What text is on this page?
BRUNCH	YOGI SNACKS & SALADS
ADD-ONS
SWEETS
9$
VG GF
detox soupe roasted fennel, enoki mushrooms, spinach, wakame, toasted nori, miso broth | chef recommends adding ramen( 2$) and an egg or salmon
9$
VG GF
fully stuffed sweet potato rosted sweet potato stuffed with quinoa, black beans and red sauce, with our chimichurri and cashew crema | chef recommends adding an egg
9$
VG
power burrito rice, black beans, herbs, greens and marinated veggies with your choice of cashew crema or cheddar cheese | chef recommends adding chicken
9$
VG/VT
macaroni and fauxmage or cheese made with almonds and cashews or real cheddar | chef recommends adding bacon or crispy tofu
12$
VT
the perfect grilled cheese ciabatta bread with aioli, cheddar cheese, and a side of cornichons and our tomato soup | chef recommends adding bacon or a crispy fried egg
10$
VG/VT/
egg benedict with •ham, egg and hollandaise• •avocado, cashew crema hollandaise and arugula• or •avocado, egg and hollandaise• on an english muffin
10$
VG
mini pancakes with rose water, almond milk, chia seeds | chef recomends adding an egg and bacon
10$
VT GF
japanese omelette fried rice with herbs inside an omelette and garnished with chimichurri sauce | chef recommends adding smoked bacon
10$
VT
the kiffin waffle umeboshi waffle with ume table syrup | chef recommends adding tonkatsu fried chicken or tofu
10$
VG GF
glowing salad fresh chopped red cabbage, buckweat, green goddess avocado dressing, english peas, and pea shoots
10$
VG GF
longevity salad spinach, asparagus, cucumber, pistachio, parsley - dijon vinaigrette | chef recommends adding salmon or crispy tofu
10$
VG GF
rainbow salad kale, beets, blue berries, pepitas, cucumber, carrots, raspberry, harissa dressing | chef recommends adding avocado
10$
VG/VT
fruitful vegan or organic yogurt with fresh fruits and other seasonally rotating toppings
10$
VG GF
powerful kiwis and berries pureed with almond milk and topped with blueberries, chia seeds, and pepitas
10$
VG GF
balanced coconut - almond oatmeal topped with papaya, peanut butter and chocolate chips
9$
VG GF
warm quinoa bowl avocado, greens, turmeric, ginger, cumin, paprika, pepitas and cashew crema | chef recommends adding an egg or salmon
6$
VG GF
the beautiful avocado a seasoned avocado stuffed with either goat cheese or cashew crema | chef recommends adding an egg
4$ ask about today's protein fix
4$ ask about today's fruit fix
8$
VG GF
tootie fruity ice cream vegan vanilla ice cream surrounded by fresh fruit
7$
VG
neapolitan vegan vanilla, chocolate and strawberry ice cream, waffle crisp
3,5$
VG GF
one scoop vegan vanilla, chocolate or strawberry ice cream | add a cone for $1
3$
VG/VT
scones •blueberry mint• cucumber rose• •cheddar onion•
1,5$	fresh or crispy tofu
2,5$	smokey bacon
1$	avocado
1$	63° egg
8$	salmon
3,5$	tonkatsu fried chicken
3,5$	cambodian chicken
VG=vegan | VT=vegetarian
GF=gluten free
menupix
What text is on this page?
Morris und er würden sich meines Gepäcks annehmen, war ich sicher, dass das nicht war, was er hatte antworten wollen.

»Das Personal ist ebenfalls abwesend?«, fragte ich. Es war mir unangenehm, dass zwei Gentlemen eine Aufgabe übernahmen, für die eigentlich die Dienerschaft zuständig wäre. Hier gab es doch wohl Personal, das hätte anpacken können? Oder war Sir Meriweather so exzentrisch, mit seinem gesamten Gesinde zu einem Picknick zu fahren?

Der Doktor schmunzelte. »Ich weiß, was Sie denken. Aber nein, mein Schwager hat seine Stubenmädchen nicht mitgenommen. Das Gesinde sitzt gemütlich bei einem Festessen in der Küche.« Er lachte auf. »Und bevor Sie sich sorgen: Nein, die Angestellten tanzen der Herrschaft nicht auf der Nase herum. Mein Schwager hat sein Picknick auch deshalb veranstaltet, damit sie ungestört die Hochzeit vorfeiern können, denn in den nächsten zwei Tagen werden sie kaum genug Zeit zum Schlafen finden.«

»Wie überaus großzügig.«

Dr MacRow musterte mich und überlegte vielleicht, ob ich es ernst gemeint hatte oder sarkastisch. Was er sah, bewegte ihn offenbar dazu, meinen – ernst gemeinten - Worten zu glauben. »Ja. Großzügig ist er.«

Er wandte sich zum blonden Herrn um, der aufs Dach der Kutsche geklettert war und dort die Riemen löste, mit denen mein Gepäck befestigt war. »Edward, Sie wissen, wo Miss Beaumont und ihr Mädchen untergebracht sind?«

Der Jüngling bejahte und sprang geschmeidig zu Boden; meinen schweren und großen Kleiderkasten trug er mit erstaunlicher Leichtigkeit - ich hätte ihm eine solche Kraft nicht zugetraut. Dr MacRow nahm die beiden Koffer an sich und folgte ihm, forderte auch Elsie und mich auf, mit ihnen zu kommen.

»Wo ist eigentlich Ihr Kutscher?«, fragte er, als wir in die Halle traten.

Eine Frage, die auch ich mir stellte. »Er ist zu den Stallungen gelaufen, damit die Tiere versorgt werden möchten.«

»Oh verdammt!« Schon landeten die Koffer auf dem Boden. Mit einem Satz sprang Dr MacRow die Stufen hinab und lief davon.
········
** WHAT THE TASK ASKS **
Each record must be transcribed exactly, with nothing left out.

** SOLVED PROBLEM **
What text is on this page?
BRUNCH	YOGI SNACKS & SALADS
ADD-ONS
SWEETS
9$
VG GF
detox soupe roasted fennel, enoki mushrooms, spinach, wakame, toasted nori, miso broth | chef recommends adding ramen( 2$) and an egg or salmon
9$
VG GF
fully stuffed sweet potato rosted sweet potato stuffed with quinoa, black beans and red sauce, with our chimichurri and cashew crema | chef recommends adding an egg
9$
VG
power burrito rice, black beans, herbs, greens and marinated veggies with your choice of cashew crema or cheddar cheese | chef recommends adding chicken
9$
VG/VT
macaroni and fauxmage or cheese made with almonds and cashews or real cheddar | chef recommends adding bacon or crispy tofu
12$
VT
the perfect grilled cheese ciabatta bread with aioli, cheddar cheese, and a side of cornichons and our tomato soup | chef recommends adding bacon or a crispy fried egg
10$
VG/VT/
egg benedict with •ham, egg and hollandaise• •avocado, cashew crema hollandaise and arugula• or •avocado, egg and hollandaise• on an english muffin
10$
VG
mini pancakes with rose water, almond milk, chia seeds | chef recomends adding an egg and bacon
10$
VT GF
japanese omelette fried rice with herbs inside an omelette and garnished with chimichurri sauce | chef recommends adding smoked bacon
10$
VT
the kiffin waffle umeboshi waffle with ume table syrup | chef recommends adding tonkatsu fried chicken or tofu
10$
VG GF
glowing salad fresh chopped red cabbage, buckweat, green goddess avocado dressing, english peas, and pea shoots
10$
VG GF
longevity salad spinach, asparagus, cucumber, pistachio, parsley - dijon vinaigrette | chef recommends adding salmon or crispy tofu
10$
VG GF
rainbow salad kale, beets, blue berries, pepitas, cucumber, carrots, raspberry, harissa dressing | chef recommends adding avocado
10$
VG/VT
fruitful vegan or organic yogurt with fresh fruits and other seasonally rotating toppings
10$
VG GF
powerful kiwis and berries pureed with almond milk and topped with blueberries, chia seeds, and pepitas
10$
VG GF
balanced coconut - almond oatmeal topped with papaya, peanut butter and chocolate chips
9$
VG GF
warm quinoa bowl avocado, greens, turmeric, ginger, cumin, paprika, pepitas and cashew crema | chef recommends adding an egg or salmon
6$
VG GF
the beautiful avocado a seasoned avocado stuffed with either goat cheese or cashew crema | chef recommends adding an egg
4$ ask about today's protein fix
4$ ask about today's fruit fix
8$
VG GF
tootie fruity ice cream vegan vanilla ice cream surrounded by fresh fruit
7$
VG
neapolitan vegan vanilla, chocolate and strawberry ice cream, waffle crisp
3,5$
VG GF
one scoop vegan vanilla, chocolate or strawberry ice cream | add a cone for $1
3$
VG/VT
scones •blueberry mint• cucumber rose• •cheddar onion•
1,5$	fresh or crispy tofu
2,5$	smokey bacon
1$	avocado
1$	63° egg
8$	salmon
3,5$	tonkatsu fried chicken
3,5$	cambodian chicken
VG=vegan | VT=vegetarian
GF=gluten free
menupix
What text is on this page?
Morris und er würden sich meines Gepäcks annehmen, war ich sicher, dass das nicht war, was er hatte antworten wollen.

»Das Personal ist ebenfalls abwesend?«, fragte ich. Es war mir unangenehm, dass zwei Gentlemen eine Aufgabe übernahmen, für die eigentlich die Dienerschaft zuständig wäre. Hier gab es doch wohl Personal, das hätte anpacken können? Oder war Sir Meriweather so exzentrisch, mit seinem gesamten Gesinde zu einem Picknick zu fahren?

Der Doktor schmunzelte. »Ich weiß, was Sie denken. Aber nein, mein Schwager hat seine Stubenmädchen nicht mitgenommen. Das Gesinde sitzt gemütlich bei einem Festessen in der Küche.« Er lachte auf. »Und bevor Sie sich sorgen: Nein, die Angestellten tanzen der Herrschaft nicht auf der Nase herum. Mein Schwager hat sein Picknick auch deshalb veranstaltet, damit sie ungestört die Hochzeit vorfeiern können, denn in den nächsten zwei Tagen werden sie kaum genug Zeit zum Schlafen finden.«

»Wie überaus großzügig.«

Dr MacRow musterte mich und überlegte vielleicht, ob ich es ernst gemeint hatte oder sarkastisch. Was er sah, bewegte ihn offenbar dazu, meinen – ernst gemeinten - Worten zu glauben. »Ja. Großzügig ist er.«

Er wandte sich zum blonden Herrn um, der aufs Dach der Kutsche geklettert war und dort die Riemen löste, mit denen mein Gepäck befestigt war. »Edward, Sie wissen, wo Miss Beaumont und ihr Mädchen untergebracht sind?«

Der Jüngling bejahte und sprang geschmeidig zu Boden; meinen schweren und großen Kleiderkasten trug er mit erstaunlicher Leichtigkeit - ich hätte ihm eine solche Kraft nicht zugetraut. Dr MacRow nahm die beiden Koffer an sich und folgte ihm, forderte auch Elsie und mich auf, mit ihnen zu kommen.

»Wo ist eigentlich Ihr Kutscher?«, fragte er, als wir in die Halle traten.

Eine Frage, die auch ich mir stellte. »Er ist zu den Stallungen gelaufen, damit die Tiere versorgt werden möchten.«

»Oh verdammt!« Schon landeten die Koffer auf dem Boden. Mit einem Satz sprang Dr MacRow die Stufen hinab und lief davon.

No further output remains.